• _SOURCE DOCUMENT_:
○ ○ ○ ○

Earthquake-induced transformation of the lower crust.

The structural and metamorphic evolution of the lower crust has direct effects on the lithospheric response to plate tectonic processes involved in orogeny, including subsidence of sedimentary basins, stability of deep mountain roots and extension of high-topography regions. Recent research shows that before orogeny most of the lower crust is dry, impermeable and mechanically strong 1 . During an orogenic event, the evolution of the lower crust is controlled by infiltration of fluids along localized shear or fracture zones. In the Bergen Arcs of Western Norway, shear zones initiate as faults generated by lower-crustal earthquakes. Seismic slip in the dry lower crust requires stresses at a level that can only be sustained over short timescales or local weakening mechanisms. However, normal earthquake activity in the seismogenic zone produces stress pulses that drive aftershocks in the lower crust 2 . Here we show that the volume of lower crust affected by such aftershocks is substantial and that fluid-driven associated metamorphic and structural transformations of the lower crust follow these earthquakes. This provides a 'top-down' effect on crustal geodynamics and connects processes operating at very different timescales.

Peridotite weathering is the missing ingredient of Earth's continental crust composition.

The chemical composition of the continental crust cannot be adequately explained by current models for its formation, because it is too rich in Ni and Cr compared to that which can be generated by any of the proposed mechanisms. Estimates of the crust composition are derived from average sediment, while crustal growth is ascribed to amalgamation of differentiated magmatic rocks at continental margins. Here we show that chemical weathering of Ni- and Cr-rich, undifferentiated ultramafic rock equivalent to ~1.3 wt% of today's continental crust compensates for low Ni and Cr in formation models of the continental crust. Ultramafic rock weathering produces a residual that is enriched in Ni and also silica. In the light of potentially large volumes of ultramafic rock and high atmospheric CO2 concentrations during the Archean, chemical weathering must therefore have played a major role in forming compositionally evolved components of the early Earth's crust.

○ ○ ○ ○

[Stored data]
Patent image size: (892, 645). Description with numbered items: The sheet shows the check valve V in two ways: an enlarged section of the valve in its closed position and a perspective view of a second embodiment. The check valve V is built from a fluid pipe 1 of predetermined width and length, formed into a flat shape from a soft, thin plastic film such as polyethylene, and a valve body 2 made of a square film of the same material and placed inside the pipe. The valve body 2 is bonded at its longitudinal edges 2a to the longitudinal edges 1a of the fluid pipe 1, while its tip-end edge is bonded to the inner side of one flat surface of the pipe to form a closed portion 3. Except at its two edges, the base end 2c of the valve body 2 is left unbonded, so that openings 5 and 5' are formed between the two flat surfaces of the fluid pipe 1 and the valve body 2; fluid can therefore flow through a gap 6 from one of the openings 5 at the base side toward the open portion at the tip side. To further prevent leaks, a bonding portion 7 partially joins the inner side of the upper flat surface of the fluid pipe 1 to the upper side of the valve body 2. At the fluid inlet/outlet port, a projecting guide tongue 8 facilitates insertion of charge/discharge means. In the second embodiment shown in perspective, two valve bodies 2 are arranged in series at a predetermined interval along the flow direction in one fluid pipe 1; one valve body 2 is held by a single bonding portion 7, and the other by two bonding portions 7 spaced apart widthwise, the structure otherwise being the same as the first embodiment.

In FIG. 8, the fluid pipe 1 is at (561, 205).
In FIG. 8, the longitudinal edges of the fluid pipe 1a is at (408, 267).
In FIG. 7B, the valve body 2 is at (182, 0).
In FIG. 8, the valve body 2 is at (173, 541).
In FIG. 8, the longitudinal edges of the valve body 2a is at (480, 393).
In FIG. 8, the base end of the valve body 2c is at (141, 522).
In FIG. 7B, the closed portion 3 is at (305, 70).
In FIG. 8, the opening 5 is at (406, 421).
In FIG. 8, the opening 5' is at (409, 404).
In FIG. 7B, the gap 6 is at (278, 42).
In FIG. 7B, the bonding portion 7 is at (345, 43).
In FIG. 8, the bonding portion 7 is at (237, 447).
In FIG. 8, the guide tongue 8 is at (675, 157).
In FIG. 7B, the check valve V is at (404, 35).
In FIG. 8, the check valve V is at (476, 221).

○ ○ ○ ○

• _TASKS FOR THIS EXERCISE_:
[1] According to the geology abstracts, why must chemical weathering have played a major role in forming the compositionally evolved components of the early Earth's crust? Answer in one to three sentences.
[2] Write a continuation of the geology abstracts, starting after their final sentence.
None of the stored data is needed here.

• _RESULTS OF THE EXERCISE_:
[1] Weathering of ultramafic rock leaves a residual enriched in Ni and silica, which offsets the low Ni and Cr in formation models of the continental crust. Because the Archean had potentially large volumes of ultramafic rock and high atmospheric CO2 concentrations, such weathering must have been important then.

[2]
Fragmentation of wall rock garnets during deep crustal earthquakes.

Fractures and faults riddle the Earth's crust on all scales, and the deformation associated with them is presumed to have had significant effects on its petrological and structural evolution. However, despite the abundance of directly observable earthquake activity, unequivocal evidence for seismic slip rates along ancient faults is rare and usually related to frictional melting and the formation of pseudotachylites. We report novel microstructures from garnet crystals in the immediate vicinity of seismic slip planes that transected lower crustal granulites during intermediate-depth earthquakes in the Bergen Arcs area, western Norway, some 420 million years ago. Seismic loading caused massive dislocation formations and fragmentation of wall rock garnets. Microfracturing and the injection of sulfide melts occurred during an early stage of loading. Subsequent dilation caused pervasive transport of fluids into the garnets along a network of microfractures, dislocations, and subgrain and grain boundaries, leading to the growth of abundant mineral inclusions inside the fragmented garnets. Recrystallization by grain boundary migration closed most of the pores and fractures generated by the seismic event. This wall rock alteration represents the initial stages of an earthquake-triggered metamorphic transformation process that ultimately led to reworking of the lower crust on a regional scale.